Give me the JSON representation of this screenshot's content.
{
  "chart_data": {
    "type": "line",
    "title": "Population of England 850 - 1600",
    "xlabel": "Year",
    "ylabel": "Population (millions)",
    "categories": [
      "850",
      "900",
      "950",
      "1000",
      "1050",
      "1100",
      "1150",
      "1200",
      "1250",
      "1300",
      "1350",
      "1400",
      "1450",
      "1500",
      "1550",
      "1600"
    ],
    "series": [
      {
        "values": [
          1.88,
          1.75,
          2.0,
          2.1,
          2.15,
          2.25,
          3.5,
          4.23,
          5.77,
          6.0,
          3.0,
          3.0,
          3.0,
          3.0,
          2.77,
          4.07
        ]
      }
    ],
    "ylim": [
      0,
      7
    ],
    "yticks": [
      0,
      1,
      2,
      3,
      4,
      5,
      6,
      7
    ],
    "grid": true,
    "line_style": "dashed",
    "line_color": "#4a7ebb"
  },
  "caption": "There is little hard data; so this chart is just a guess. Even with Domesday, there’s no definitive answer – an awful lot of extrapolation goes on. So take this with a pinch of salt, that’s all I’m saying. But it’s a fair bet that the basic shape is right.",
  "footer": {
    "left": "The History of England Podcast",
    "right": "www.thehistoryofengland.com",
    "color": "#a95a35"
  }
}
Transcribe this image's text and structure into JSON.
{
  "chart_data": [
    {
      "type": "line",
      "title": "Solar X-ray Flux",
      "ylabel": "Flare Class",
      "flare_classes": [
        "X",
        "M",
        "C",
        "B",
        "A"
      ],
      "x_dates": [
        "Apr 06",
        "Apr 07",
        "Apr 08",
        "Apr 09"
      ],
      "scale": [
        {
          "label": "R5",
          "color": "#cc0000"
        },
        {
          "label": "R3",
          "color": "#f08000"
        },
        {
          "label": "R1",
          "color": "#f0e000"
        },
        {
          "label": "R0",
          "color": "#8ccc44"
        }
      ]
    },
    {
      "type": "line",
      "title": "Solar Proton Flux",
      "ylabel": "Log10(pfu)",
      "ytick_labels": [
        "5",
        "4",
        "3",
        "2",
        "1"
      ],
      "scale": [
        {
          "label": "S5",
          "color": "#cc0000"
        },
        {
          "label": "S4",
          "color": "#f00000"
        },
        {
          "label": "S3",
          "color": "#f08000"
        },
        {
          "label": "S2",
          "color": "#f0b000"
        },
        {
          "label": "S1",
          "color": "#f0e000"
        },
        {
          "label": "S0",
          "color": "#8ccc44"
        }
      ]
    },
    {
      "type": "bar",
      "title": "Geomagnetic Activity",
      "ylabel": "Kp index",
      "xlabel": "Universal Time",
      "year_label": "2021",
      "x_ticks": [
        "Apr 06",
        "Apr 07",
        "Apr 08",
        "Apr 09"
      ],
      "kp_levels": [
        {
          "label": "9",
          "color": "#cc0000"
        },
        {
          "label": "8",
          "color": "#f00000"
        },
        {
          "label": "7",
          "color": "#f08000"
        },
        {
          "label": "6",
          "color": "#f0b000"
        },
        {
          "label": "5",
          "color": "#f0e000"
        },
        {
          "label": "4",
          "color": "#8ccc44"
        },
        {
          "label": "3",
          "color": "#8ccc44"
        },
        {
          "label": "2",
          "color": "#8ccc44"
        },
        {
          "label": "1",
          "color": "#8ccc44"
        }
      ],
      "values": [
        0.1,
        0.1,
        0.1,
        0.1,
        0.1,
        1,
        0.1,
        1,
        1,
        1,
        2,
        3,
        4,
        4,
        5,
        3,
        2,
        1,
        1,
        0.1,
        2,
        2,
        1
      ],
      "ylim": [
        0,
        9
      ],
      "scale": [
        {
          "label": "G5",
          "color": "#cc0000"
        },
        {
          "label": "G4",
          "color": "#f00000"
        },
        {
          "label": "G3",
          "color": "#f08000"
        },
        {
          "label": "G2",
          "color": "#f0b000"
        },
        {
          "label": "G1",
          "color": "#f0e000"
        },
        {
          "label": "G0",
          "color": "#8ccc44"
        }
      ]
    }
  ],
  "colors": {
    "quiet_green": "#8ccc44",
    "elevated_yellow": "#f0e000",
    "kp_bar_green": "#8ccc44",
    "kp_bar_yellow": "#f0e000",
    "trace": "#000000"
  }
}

----------

Find the word "Solar" in the entries, and copy every line it shows up in.

      "title": "Solar X-ray Flux",
      "title": "Solar Proton Flux",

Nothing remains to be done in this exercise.